Когда Лейна отпустили, его увезли в Париж и передали гестапо. Но в гестапо ему не задавали вопросов и не пытали: в конце концов, его уже допросил сам Роммель. В целом он легко отделался. Довольна была и разведка: все экспедиции Лейна совершались к французскому побережью Кальвадос.
Делались и другие поправки. В частности, пришлось внести коррективы в планы вторжения в связи с прибытием на Котантен в конце мая немецкой 91-й дивизии, и именно в тот район, где намечалась высадка 82-й воздушно-десантной дивизии. 28 мая место выброски десанта перенесли на запад, к Мердере, с целью обеспечить захват плацдарма между реками Мердере и Дув.
«Мне ежедневно приходилось просматривать материалы каждой новой аэрофотосъемки „Юты“, — вспоминает полковник Джеймс Ван Флит, командир 8-го полка 4-й дивизии. — Немцы с остервенением укрепляли свои оборонительные позиции. Штурмовать их казалось немыслимым и жутким делом. Я постоянно просил моряков высадить нас где-нибудь южнее, чтобы обойти эти фортификации. Но военно-морское командование утверждало, что там мелко и суда зацепят дно».
Но одну маленькую победу Ван Флит все-таки одержал над моряками. В соответствии с оперативным расписанием решения о том, где спускать на воду танки «ДЦ», должны были принимать шкиперы ДСТ. Ван Флит не очень доверял этим танкам. Он хотел, чтобы моряки доставили их как можно ближе к берегу, прежде чем дать им ход. По его мнению, «ДД» в воде передвигаются слишком медленно и поэтому являются легкой добычей для береговой артиллерии. Но моряки продолжали стоять на своем. Ван Флит вспоминает: «Я так настойчиво возражал, что военно-морское командование отступило; принимать решения поручили командирам танковых экипажей».
Можно привести сотни примеров инициативности, подобной той, которую проявили Лорд и Ван Флит. С такими самоотверженными людьми и при столь внушительной огневой мощи операция «Оверлорд» была просто обречена на успех.

--------------------------------

Задание - Куда, согласно отрывку, 28 мая перенесли место выброски десанта? Материал, приведённый далее, взят из другого источника.

Исходные данные -
--------------------------------

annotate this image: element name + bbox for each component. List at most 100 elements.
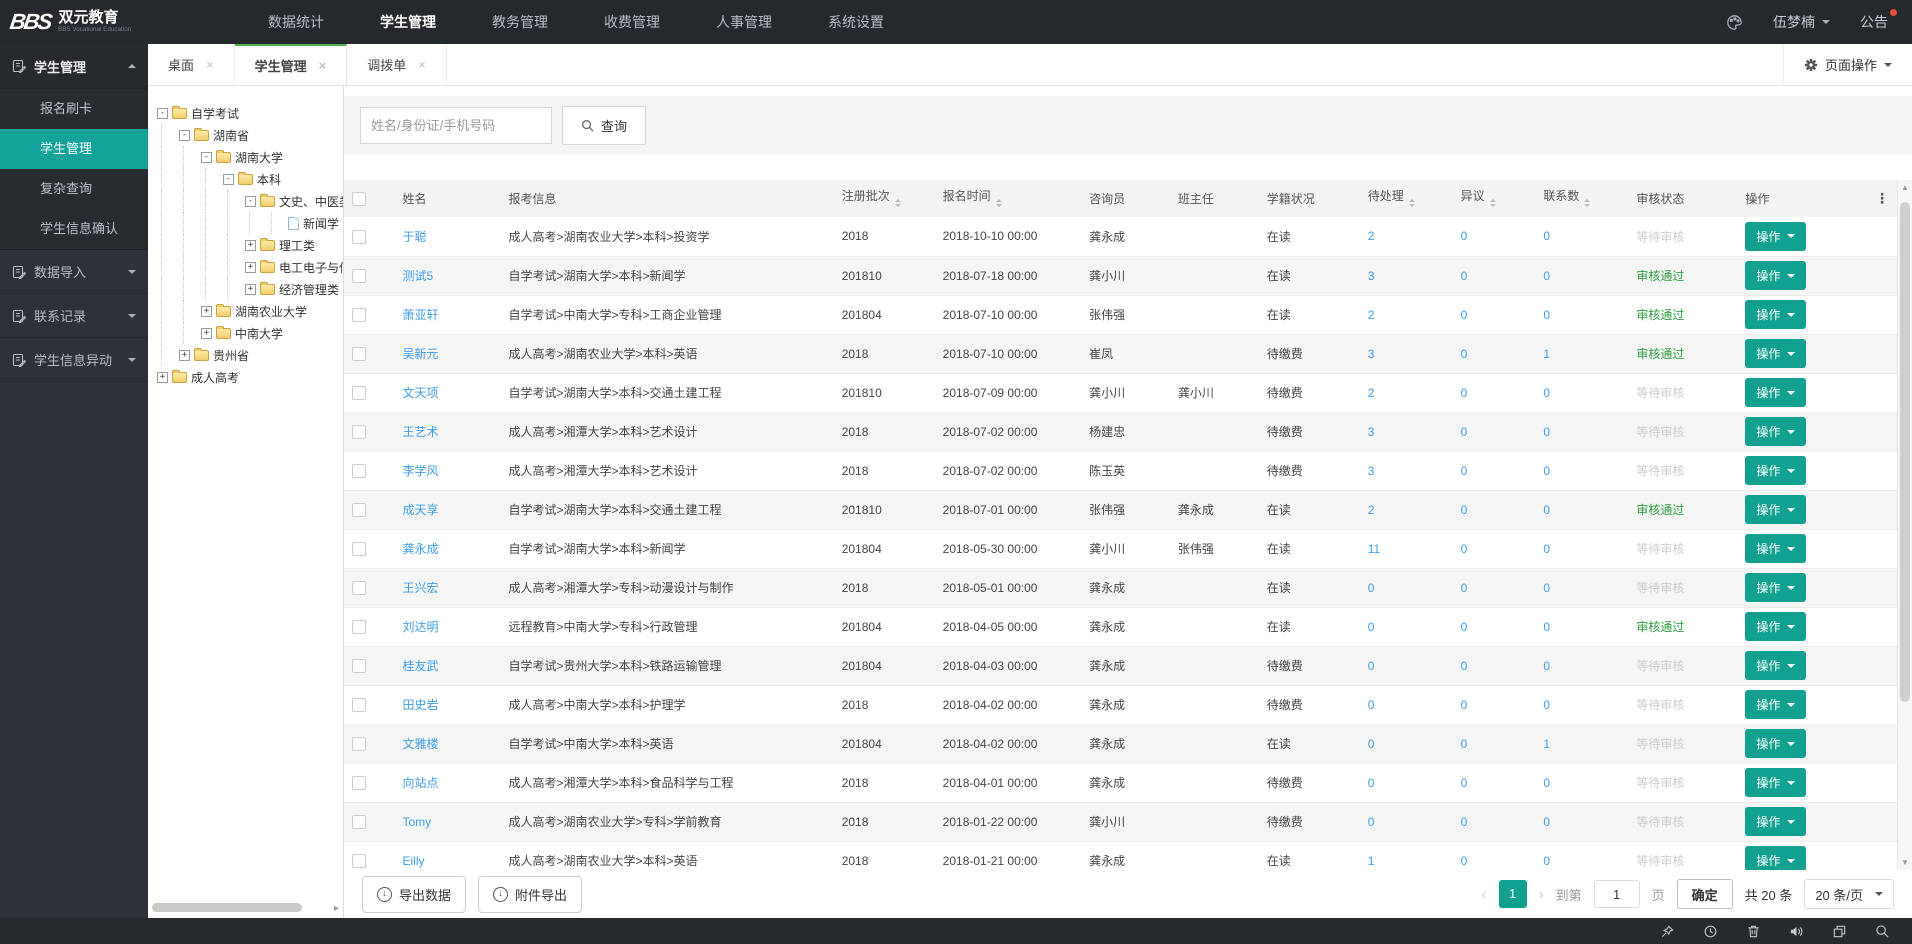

--------------------------------

Ответ - На запад, к Мердере.